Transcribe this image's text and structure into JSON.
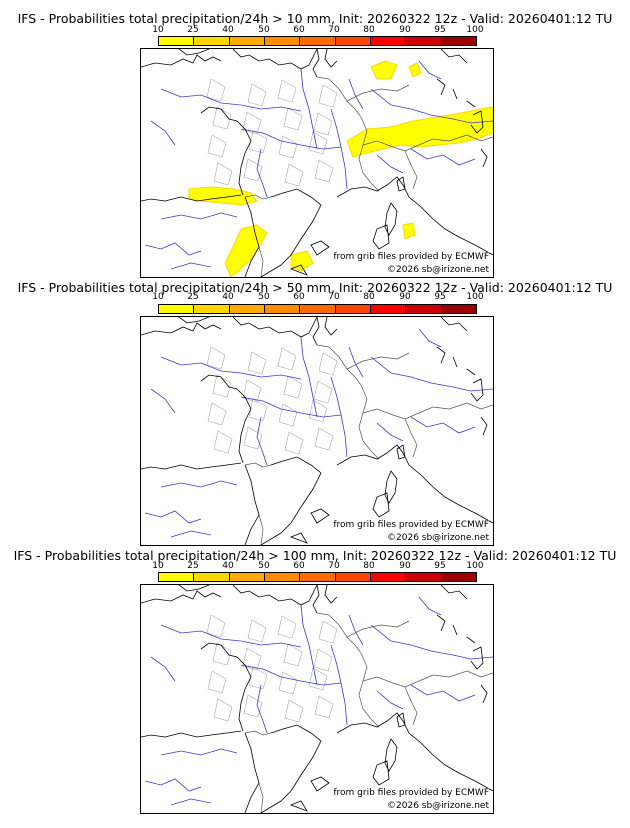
{
  "colorbar": {
    "ticks": [
      "10",
      "25",
      "40",
      "50",
      "60",
      "70",
      "80",
      "90",
      "95",
      "100"
    ],
    "colors": [
      "#ffff00",
      "#ffd700",
      "#ffaa00",
      "#ff8c00",
      "#ff6a00",
      "#ff4500",
      "#ff0000",
      "#cc0000",
      "#990000"
    ]
  },
  "panels": [
    {
      "title": "IFS - Probabilities total precipitation/24h > 10 mm, Init: 20260322 12z - Valid: 20260401:12 TU",
      "credit_source": "from grib files provided by ECMWF",
      "credit_copyright": "©2026 sb@irizone.net",
      "has_precip": true
    },
    {
      "title": "IFS - Probabilities total precipitation/24h > 50 mm, Init: 20260322 12z - Valid: 20260401:12 TU",
      "credit_source": "from grib files provided by ECMWF",
      "credit_copyright": "©2026 sb@irizone.net",
      "has_precip": false
    },
    {
      "title": "IFS - Probabilities total precipitation/24h > 100 mm, Init: 20260322 12z - Valid: 20260401:12 TU",
      "credit_source": "from grib files provided by ECMWF",
      "credit_copyright": "©2026 sb@irizone.net",
      "has_precip": false
    }
  ]
}
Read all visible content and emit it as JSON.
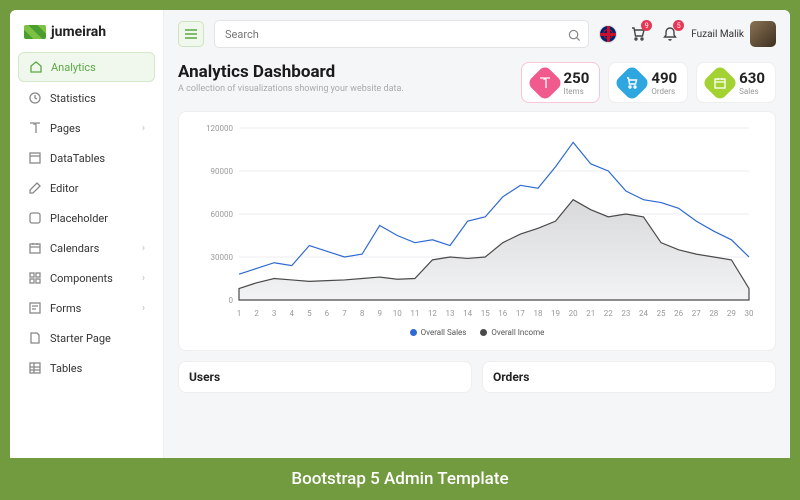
{
  "brand": "jumeirah",
  "search_placeholder": "Search",
  "cart_badge": "9",
  "notif_badge": "5",
  "user_name": "Fuzail Malik",
  "sidebar": [
    {
      "label": "Analytics",
      "icon": "home",
      "active": true,
      "expand": false
    },
    {
      "label": "Statistics",
      "icon": "clock",
      "active": false,
      "expand": false
    },
    {
      "label": "Pages",
      "icon": "book",
      "active": false,
      "expand": true
    },
    {
      "label": "DataTables",
      "icon": "box",
      "active": false,
      "expand": false
    },
    {
      "label": "Editor",
      "icon": "edit",
      "active": false,
      "expand": false
    },
    {
      "label": "Placeholder",
      "icon": "square",
      "active": false,
      "expand": false
    },
    {
      "label": "Calendars",
      "icon": "cal",
      "active": false,
      "expand": true
    },
    {
      "label": "Components",
      "icon": "grid",
      "active": false,
      "expand": true
    },
    {
      "label": "Forms",
      "icon": "form",
      "active": false,
      "expand": true
    },
    {
      "label": "Starter Page",
      "icon": "page",
      "active": false,
      "expand": false
    },
    {
      "label": "Tables",
      "icon": "tbl",
      "active": false,
      "expand": false
    }
  ],
  "page_title": "Analytics Dashboard",
  "page_subtitle": "A collection of visualizations showing your website data.",
  "stats": [
    {
      "value": "250",
      "label": "Items",
      "color": "#f05a8c",
      "icon": "book",
      "hl": true
    },
    {
      "value": "490",
      "label": "Orders",
      "color": "#2ea7e0",
      "icon": "cart",
      "hl": false
    },
    {
      "value": "630",
      "label": "Sales",
      "color": "#a4d233",
      "icon": "cal",
      "hl": false
    }
  ],
  "chart": {
    "type": "area",
    "ylim": [
      0,
      120000
    ],
    "yticks": [
      0,
      30000,
      60000,
      90000,
      120000
    ],
    "xvals": [
      1,
      2,
      3,
      4,
      5,
      6,
      7,
      8,
      9,
      10,
      11,
      12,
      13,
      14,
      15,
      16,
      17,
      18,
      19,
      20,
      21,
      22,
      23,
      24,
      25,
      26,
      27,
      28,
      29,
      30
    ],
    "series": [
      {
        "name": "Overall Sales",
        "color": "#2e6ad1",
        "fill": "none",
        "width": 1.2,
        "values": [
          18000,
          22000,
          26000,
          24000,
          38000,
          34000,
          30000,
          32000,
          52000,
          45000,
          40000,
          42000,
          38000,
          55000,
          58000,
          72000,
          80000,
          78000,
          93000,
          110000,
          95000,
          90000,
          76000,
          70000,
          68000,
          64000,
          55000,
          48000,
          42000,
          30000
        ]
      },
      {
        "name": "Overall Income",
        "color": "#4a4a4a",
        "fill_start": "#d8d9db",
        "fill_end": "#f2f3f4",
        "width": 1.2,
        "values": [
          8000,
          12000,
          15000,
          14000,
          13000,
          13500,
          14000,
          15000,
          16000,
          14500,
          15000,
          28000,
          30000,
          29000,
          30000,
          40000,
          46000,
          50000,
          55000,
          70000,
          63000,
          58000,
          60000,
          58000,
          40000,
          35000,
          32000,
          30000,
          28000,
          8000
        ]
      }
    ],
    "legend": [
      "Overall Sales",
      "Overall Income"
    ],
    "legend_colors": [
      "#2e6ad1",
      "#4a4a4a"
    ],
    "grid_color": "#eceef1",
    "axis_label_color": "#999",
    "axis_fontsize": 8,
    "background": "#ffffff"
  },
  "mini_cards": [
    {
      "title": "Users"
    },
    {
      "title": "Orders"
    }
  ],
  "footer_text": "Bootstrap 5 Admin Template"
}
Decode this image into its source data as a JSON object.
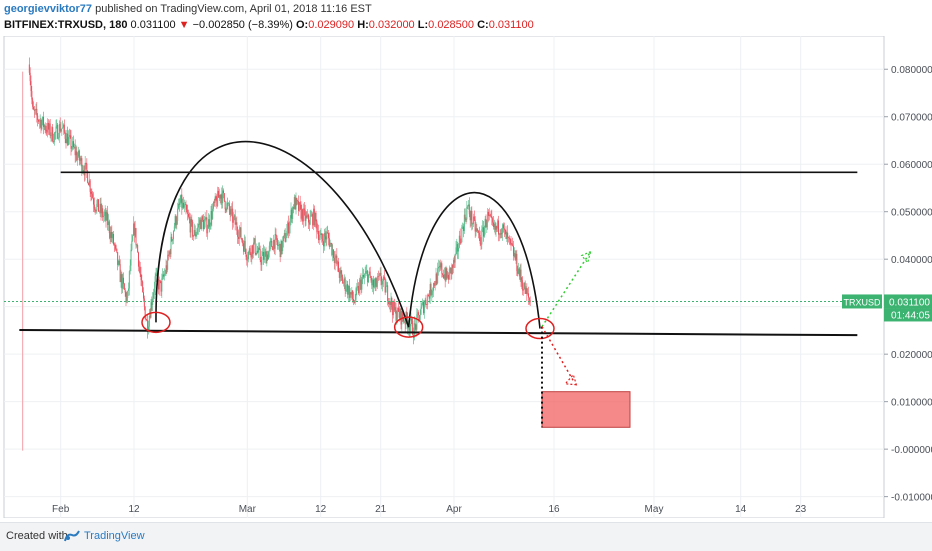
{
  "header": {
    "author": "georgievviktor77",
    "published": "published on TradingView.com, April 01, 2018 11:16 EST",
    "symbol": "BITFINEX:TRXUSD, 180",
    "last": "0.031100",
    "change": "−0.002850 (−8.39%)",
    "o_label": "O:",
    "o_value": "0.029090",
    "h_label": "H:",
    "h_value": "0.032000",
    "l_label": "L:",
    "l_value": "0.028500",
    "c_label": "C:",
    "c_value": "0.031100"
  },
  "footer": {
    "created": "Created with",
    "brand": "TradingView"
  },
  "chart_data": {
    "type": "candlestick",
    "ylim": [
      -0.0145,
      0.087
    ],
    "yticks": [
      "0.080000",
      "0.070000",
      "0.060000",
      "0.050000",
      "0.040000",
      "0.030000",
      "0.020000",
      "0.010000",
      "-0.000000",
      "-0.010000"
    ],
    "ytick_values": [
      0.08,
      0.07,
      0.06,
      0.05,
      0.04,
      0.03,
      0.02,
      0.01,
      0.0,
      -0.01
    ],
    "xticks": [
      "Feb",
      "12",
      "Mar",
      "12",
      "21",
      "Apr",
      "16",
      "May",
      "14",
      "23"
    ],
    "xtick_days": [
      31,
      42,
      59,
      70,
      79,
      90,
      105,
      120,
      133,
      142
    ],
    "xlim_days": [
      22.5,
      154.5
    ],
    "price_label": "TRXUSD",
    "price_value": "0.031100",
    "countdown": "01:44:05",
    "current_price": 0.0311,
    "colors": {
      "up": "#53b987",
      "down": "#eb4d5c",
      "price_line": "#3cb371",
      "box": "#f36c6c"
    },
    "price_path": [
      [
        26.3,
        0.081
      ],
      [
        26.8,
        0.071
      ],
      [
        28,
        0.069
      ],
      [
        30,
        0.066
      ],
      [
        31,
        0.068
      ],
      [
        33,
        0.063
      ],
      [
        35,
        0.058
      ],
      [
        36,
        0.052
      ],
      [
        38,
        0.048
      ],
      [
        39,
        0.043
      ],
      [
        40,
        0.036
      ],
      [
        41,
        0.031
      ],
      [
        41.5,
        0.04
      ],
      [
        42,
        0.047
      ],
      [
        42.6,
        0.041
      ],
      [
        43.3,
        0.032
      ],
      [
        44,
        0.026
      ],
      [
        44.5,
        0.03
      ],
      [
        45.2,
        0.036
      ],
      [
        46,
        0.034
      ],
      [
        47,
        0.039
      ],
      [
        48,
        0.047
      ],
      [
        49,
        0.052
      ],
      [
        50,
        0.049
      ],
      [
        51,
        0.045
      ],
      [
        52,
        0.048
      ],
      [
        53,
        0.047
      ],
      [
        54,
        0.051
      ],
      [
        55,
        0.054
      ],
      [
        56,
        0.051
      ],
      [
        57,
        0.048
      ],
      [
        58,
        0.045
      ],
      [
        59,
        0.041
      ],
      [
        60,
        0.043
      ],
      [
        61,
        0.04
      ],
      [
        62,
        0.041
      ],
      [
        63,
        0.044
      ],
      [
        64,
        0.042
      ],
      [
        65,
        0.046
      ],
      [
        66,
        0.052
      ],
      [
        67,
        0.05
      ],
      [
        68,
        0.048
      ],
      [
        69,
        0.049
      ],
      [
        70,
        0.044
      ],
      [
        71,
        0.045
      ],
      [
        72,
        0.041
      ],
      [
        73,
        0.036
      ],
      [
        74,
        0.034
      ],
      [
        75,
        0.031
      ],
      [
        76,
        0.035
      ],
      [
        77,
        0.037
      ],
      [
        78,
        0.034
      ],
      [
        79,
        0.036
      ],
      [
        80,
        0.033
      ],
      [
        81,
        0.029
      ],
      [
        82,
        0.028
      ],
      [
        83,
        0.027
      ],
      [
        84,
        0.025
      ],
      [
        85,
        0.029
      ],
      [
        86,
        0.032
      ],
      [
        87,
        0.035
      ],
      [
        88,
        0.038
      ],
      [
        89,
        0.036
      ],
      [
        90,
        0.039
      ],
      [
        91,
        0.045
      ],
      [
        92,
        0.051
      ],
      [
        93,
        0.047
      ],
      [
        94,
        0.044
      ],
      [
        95,
        0.049
      ],
      [
        96,
        0.046
      ],
      [
        97,
        0.047
      ],
      [
        98,
        0.044
      ],
      [
        99,
        0.041
      ],
      [
        100,
        0.036
      ],
      [
        101,
        0.032
      ],
      [
        101.5,
        0.0311
      ]
    ],
    "annotations": {
      "resistance": [
        [
          31,
          0.0583
        ],
        [
          150.5,
          0.0583
        ]
      ],
      "support": [
        [
          24.8,
          0.0251
        ],
        [
          150.5,
          0.024
        ]
      ],
      "lows": [
        [
          45.3,
          0.0267
        ],
        [
          83.2,
          0.0257
        ],
        [
          102.9,
          0.0254
        ]
      ],
      "target_box": {
        "day_from": 103.2,
        "day_to": 116.4,
        "top": 0.0121,
        "bottom": 0.0046
      },
      "up_arrow": [
        [
          103.2,
          0.0258
        ],
        [
          110.5,
          0.0416
        ]
      ],
      "down_arrow": [
        [
          103.2,
          0.0258
        ],
        [
          107.9,
          0.0144
        ]
      ]
    }
  }
}
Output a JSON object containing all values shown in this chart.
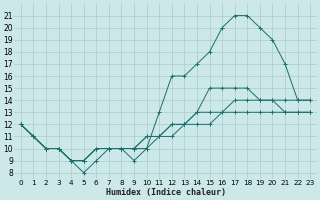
{
  "xlabel": "Humidex (Indice chaleur)",
  "background_color": "#cce8e8",
  "grid_color": "#aacccc",
  "line_color": "#1a6e6e",
  "xlim": [
    -0.5,
    23.5
  ],
  "ylim": [
    7.5,
    22.0
  ],
  "xticks": [
    0,
    1,
    2,
    3,
    4,
    5,
    6,
    7,
    8,
    9,
    10,
    11,
    12,
    13,
    14,
    15,
    16,
    17,
    18,
    19,
    20,
    21,
    22,
    23
  ],
  "yticks": [
    8,
    9,
    10,
    11,
    12,
    13,
    14,
    15,
    16,
    17,
    18,
    19,
    20,
    21
  ],
  "series": [
    [
      12,
      11,
      10,
      10,
      9,
      8,
      9,
      10,
      10,
      9,
      10,
      13,
      16,
      16,
      17,
      18,
      20,
      21,
      21,
      20,
      19,
      17,
      14,
      14
    ],
    [
      12,
      11,
      10,
      10,
      9,
      9,
      10,
      10,
      10,
      10,
      11,
      11,
      12,
      12,
      13,
      13,
      13,
      14,
      14,
      14,
      14,
      14,
      14,
      14
    ],
    [
      12,
      11,
      10,
      10,
      9,
      9,
      10,
      10,
      10,
      10,
      10,
      11,
      11,
      12,
      12,
      12,
      13,
      13,
      13,
      13,
      13,
      13,
      13,
      13
    ],
    [
      12,
      11,
      10,
      10,
      9,
      9,
      10,
      10,
      10,
      10,
      11,
      11,
      12,
      12,
      13,
      15,
      15,
      15,
      15,
      14,
      14,
      13,
      13,
      13
    ]
  ]
}
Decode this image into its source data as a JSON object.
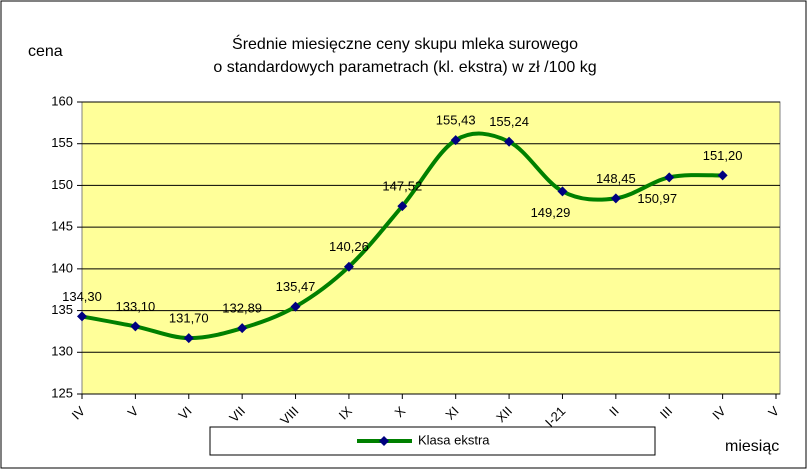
{
  "chart_data": {
    "type": "line",
    "title": [
      "Średnie miesięczne ceny skupu mleka surowego",
      "o standardowych parametrach (kl. ekstra) w zł /100 kg"
    ],
    "y_label": "cena",
    "x_label": "miesiąc",
    "categories": [
      "IV",
      "V",
      "VI",
      "VII",
      "VIII",
      "IX",
      "X",
      "XI",
      "XII",
      "I-21",
      "II",
      "III",
      "IV",
      "V"
    ],
    "series": [
      {
        "name": "Klasa ekstra",
        "color": "#008000",
        "marker_color": "#000080",
        "values": [
          134.3,
          133.1,
          131.7,
          132.89,
          135.47,
          140.26,
          147.52,
          155.43,
          155.24,
          149.29,
          148.45,
          150.97,
          151.2,
          null
        ],
        "value_labels": [
          "134,30",
          "133,10",
          "131,70",
          "132,89",
          "135,47",
          "140,26",
          "147,52",
          "155,43",
          "155,24",
          "149,29",
          "148,45",
          "150,97",
          "151,20",
          null
        ]
      }
    ],
    "ylim": [
      125,
      160
    ],
    "yticks": [
      125,
      130,
      135,
      140,
      145,
      150,
      155,
      160
    ],
    "grid": true,
    "plot_background": "#ffff99",
    "legend": "bottom"
  }
}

═══

*To do:*
Show all lines from the data above in which the word "precipitation" appears.

*Correct output:*
      "title": "IFS - Probabilities total precipitation/24h > 10 mm, Init: 20260322 12z - Valid: 20260401:12 TU",
      "title": "IFS - Probabilities total precipitation/24h > 50 mm, Init: 20260322 12z - Valid: 20260401:12 TU",
      "title": "IFS - Probabilities total precipitation/24h > 100 mm, Init: 20260322 12z - Valid: 20260401:12 TU",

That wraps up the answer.